-- Start Excerpted records --

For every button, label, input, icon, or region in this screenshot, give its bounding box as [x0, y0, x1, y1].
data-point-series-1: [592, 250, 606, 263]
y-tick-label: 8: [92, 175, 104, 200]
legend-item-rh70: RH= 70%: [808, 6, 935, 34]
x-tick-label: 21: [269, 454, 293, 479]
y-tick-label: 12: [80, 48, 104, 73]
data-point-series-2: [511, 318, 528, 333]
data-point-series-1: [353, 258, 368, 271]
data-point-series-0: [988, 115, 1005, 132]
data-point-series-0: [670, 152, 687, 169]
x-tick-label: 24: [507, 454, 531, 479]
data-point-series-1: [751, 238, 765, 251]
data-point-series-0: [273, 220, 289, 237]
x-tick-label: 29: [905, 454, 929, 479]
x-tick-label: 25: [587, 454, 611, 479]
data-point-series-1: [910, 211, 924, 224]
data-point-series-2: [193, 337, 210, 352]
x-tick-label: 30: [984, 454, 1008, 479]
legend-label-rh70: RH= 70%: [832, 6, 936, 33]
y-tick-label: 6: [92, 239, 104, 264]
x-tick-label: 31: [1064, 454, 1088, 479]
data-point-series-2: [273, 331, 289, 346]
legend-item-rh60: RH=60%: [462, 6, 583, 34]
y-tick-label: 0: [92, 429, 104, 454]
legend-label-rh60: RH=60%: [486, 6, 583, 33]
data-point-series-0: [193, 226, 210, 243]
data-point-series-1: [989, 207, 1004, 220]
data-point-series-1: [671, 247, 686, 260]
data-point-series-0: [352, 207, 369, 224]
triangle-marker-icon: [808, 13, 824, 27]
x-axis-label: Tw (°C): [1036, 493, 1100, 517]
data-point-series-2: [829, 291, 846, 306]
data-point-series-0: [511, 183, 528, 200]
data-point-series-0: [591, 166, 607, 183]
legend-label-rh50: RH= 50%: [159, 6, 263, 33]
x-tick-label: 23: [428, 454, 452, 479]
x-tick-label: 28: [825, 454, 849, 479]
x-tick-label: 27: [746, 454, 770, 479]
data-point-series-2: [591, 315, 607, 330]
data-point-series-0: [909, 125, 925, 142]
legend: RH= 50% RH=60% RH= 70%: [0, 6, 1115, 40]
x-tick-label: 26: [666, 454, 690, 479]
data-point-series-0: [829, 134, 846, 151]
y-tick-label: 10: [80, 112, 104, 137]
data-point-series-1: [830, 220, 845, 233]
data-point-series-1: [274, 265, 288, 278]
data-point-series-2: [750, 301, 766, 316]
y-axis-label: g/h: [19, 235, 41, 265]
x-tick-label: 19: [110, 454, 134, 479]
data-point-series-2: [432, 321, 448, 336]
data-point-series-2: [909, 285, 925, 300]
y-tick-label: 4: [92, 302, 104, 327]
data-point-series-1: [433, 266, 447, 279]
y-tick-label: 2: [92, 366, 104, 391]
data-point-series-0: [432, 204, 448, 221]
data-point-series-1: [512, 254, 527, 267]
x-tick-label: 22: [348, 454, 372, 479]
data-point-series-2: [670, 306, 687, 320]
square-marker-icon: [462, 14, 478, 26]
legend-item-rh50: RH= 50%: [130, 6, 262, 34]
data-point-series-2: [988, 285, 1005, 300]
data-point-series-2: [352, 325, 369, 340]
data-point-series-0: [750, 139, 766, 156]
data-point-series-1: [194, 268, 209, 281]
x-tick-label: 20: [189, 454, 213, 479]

-- End Excerpted records --

Required task –
Please rewrite all of the rows above, substituting "x-axis-tick" for every instance of "x-tick-label" and leaving everything else unchanged.

Written response –
For every button, label, input, icon, or region in this screenshot, give its bounding box as [x0, y0, x1, y1].
data-point-series-1: [592, 250, 606, 263]
y-tick-label: 8: [92, 175, 104, 200]
legend-item-rh70: RH= 70%: [808, 6, 935, 34]
x-axis-tick: 21: [269, 454, 293, 479]
y-tick-label: 12: [80, 48, 104, 73]
data-point-series-2: [511, 318, 528, 333]
data-point-series-1: [353, 258, 368, 271]
data-point-series-0: [988, 115, 1005, 132]
data-point-series-0: [670, 152, 687, 169]
x-axis-tick: 24: [507, 454, 531, 479]
data-point-series-1: [751, 238, 765, 251]
data-point-series-0: [273, 220, 289, 237]
x-axis-tick: 29: [905, 454, 929, 479]
x-axis-tick: 25: [587, 454, 611, 479]
data-point-series-1: [910, 211, 924, 224]
data-point-series-2: [193, 337, 210, 352]
x-axis-tick: 30: [984, 454, 1008, 479]
legend-label-rh70: RH= 70%: [832, 6, 936, 33]
y-tick-label: 6: [92, 239, 104, 264]
x-axis-tick: 31: [1064, 454, 1088, 479]
data-point-series-2: [273, 331, 289, 346]
legend-item-rh60: RH=60%: [462, 6, 583, 34]
y-tick-label: 0: [92, 429, 104, 454]
legend-label-rh60: RH=60%: [486, 6, 583, 33]
data-point-series-0: [193, 226, 210, 243]
data-point-series-1: [989, 207, 1004, 220]
data-point-series-1: [671, 247, 686, 260]
data-point-series-0: [352, 207, 369, 224]
triangle-marker-icon: [808, 13, 824, 27]
x-axis-label: Tw (°C): [1036, 493, 1100, 517]
data-point-series-2: [829, 291, 846, 306]
data-point-series-0: [511, 183, 528, 200]
data-point-series-0: [591, 166, 607, 183]
legend-label-rh50: RH= 50%: [159, 6, 263, 33]
x-axis-tick: 23: [428, 454, 452, 479]
x-axis-tick: 28: [825, 454, 849, 479]
x-axis-tick: 27: [746, 454, 770, 479]
data-point-series-2: [591, 315, 607, 330]
data-point-series-0: [909, 125, 925, 142]
legend: RH= 50% RH=60% RH= 70%: [0, 6, 1115, 40]
x-axis-tick: 26: [666, 454, 690, 479]
data-point-series-0: [829, 134, 846, 151]
y-tick-label: 10: [80, 112, 104, 137]
data-point-series-1: [830, 220, 845, 233]
data-point-series-1: [274, 265, 288, 278]
data-point-series-2: [750, 301, 766, 316]
y-axis-label: g/h: [19, 235, 41, 265]
x-axis-tick: 19: [110, 454, 134, 479]
data-point-series-2: [432, 321, 448, 336]
data-point-series-2: [909, 285, 925, 300]
y-tick-label: 4: [92, 302, 104, 327]
data-point-series-1: [433, 266, 447, 279]
y-tick-label: 2: [92, 366, 104, 391]
data-point-series-0: [432, 204, 448, 221]
data-point-series-1: [512, 254, 527, 267]
x-axis-tick: 22: [348, 454, 372, 479]
data-point-series-2: [670, 306, 687, 320]
square-marker-icon: [462, 14, 478, 26]
legend-item-rh50: RH= 50%: [130, 6, 262, 34]
data-point-series-2: [988, 285, 1005, 300]
data-point-series-2: [352, 325, 369, 340]
data-point-series-0: [750, 139, 766, 156]
data-point-series-1: [194, 268, 209, 281]
x-axis-tick: 20: [189, 454, 213, 479]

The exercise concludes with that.